(Stored entries)

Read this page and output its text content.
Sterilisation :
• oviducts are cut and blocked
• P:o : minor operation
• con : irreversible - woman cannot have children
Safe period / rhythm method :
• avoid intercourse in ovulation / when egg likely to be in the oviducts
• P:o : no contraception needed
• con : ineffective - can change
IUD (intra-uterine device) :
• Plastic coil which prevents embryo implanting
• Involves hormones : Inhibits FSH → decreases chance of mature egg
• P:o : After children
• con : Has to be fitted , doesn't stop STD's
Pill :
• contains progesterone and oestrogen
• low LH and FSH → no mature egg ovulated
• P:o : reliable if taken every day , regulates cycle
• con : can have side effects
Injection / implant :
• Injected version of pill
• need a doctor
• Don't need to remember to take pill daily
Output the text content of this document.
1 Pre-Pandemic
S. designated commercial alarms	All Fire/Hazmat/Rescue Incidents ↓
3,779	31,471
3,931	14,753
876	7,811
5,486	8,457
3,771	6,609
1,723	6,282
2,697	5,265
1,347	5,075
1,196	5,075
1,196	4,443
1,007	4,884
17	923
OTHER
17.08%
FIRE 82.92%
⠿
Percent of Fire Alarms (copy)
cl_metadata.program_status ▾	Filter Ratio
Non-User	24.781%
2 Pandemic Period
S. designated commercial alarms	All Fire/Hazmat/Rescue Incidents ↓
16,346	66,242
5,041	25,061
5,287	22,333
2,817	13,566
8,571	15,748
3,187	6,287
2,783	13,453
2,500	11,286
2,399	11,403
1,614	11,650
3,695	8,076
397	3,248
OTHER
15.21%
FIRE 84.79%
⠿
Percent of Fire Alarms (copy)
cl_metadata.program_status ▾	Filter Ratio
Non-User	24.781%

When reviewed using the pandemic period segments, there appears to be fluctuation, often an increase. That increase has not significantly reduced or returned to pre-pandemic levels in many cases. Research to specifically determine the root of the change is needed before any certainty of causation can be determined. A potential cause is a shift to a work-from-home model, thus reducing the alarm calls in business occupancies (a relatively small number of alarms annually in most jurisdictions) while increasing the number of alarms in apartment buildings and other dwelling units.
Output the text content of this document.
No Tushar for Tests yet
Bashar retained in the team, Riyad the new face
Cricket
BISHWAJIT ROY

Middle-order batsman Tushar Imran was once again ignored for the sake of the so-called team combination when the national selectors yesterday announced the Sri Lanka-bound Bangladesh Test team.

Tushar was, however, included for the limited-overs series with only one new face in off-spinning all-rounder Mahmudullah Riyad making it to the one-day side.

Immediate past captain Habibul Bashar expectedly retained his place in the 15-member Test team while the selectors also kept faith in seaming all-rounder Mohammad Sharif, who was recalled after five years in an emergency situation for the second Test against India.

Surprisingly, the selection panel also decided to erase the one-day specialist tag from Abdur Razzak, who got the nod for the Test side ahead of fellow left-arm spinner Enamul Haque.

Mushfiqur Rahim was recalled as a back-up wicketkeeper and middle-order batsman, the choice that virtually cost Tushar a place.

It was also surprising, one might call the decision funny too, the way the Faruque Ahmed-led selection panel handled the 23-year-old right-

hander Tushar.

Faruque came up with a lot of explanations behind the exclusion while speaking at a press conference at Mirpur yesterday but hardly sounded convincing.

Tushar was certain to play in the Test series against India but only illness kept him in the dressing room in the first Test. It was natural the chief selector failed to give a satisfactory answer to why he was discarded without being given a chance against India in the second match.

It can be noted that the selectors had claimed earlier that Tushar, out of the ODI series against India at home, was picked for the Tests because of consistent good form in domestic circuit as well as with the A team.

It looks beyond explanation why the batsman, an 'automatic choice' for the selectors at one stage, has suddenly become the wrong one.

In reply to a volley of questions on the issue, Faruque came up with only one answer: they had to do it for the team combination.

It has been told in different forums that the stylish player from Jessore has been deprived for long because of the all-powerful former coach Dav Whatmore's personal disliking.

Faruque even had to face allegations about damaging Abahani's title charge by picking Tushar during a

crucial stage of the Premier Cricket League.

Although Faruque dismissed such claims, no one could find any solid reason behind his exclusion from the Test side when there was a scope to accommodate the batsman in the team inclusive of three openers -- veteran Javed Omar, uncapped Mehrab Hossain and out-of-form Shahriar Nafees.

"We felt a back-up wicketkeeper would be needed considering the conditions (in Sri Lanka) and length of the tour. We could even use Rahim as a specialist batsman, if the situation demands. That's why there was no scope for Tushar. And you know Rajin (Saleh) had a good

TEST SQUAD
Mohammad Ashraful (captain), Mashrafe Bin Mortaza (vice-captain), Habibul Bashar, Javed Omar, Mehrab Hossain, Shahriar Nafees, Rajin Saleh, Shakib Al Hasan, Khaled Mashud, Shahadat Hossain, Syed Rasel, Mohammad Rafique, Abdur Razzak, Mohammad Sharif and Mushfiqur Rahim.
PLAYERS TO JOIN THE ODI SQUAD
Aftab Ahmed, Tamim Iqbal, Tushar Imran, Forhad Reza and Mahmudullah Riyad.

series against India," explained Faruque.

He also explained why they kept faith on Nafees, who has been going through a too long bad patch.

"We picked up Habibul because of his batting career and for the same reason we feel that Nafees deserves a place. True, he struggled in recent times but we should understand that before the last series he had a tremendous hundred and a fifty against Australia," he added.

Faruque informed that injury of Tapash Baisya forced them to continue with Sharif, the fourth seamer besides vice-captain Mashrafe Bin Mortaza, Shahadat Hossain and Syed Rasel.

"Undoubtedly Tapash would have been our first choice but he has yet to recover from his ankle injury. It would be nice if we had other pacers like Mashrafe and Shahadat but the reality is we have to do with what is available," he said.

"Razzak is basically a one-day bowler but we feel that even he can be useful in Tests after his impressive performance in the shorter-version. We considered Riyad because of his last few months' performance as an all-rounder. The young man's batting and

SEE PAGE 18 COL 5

◆ GOAL
Count every line of the records that holds the string "have". Write only the total.

◆ THE ANSWER
3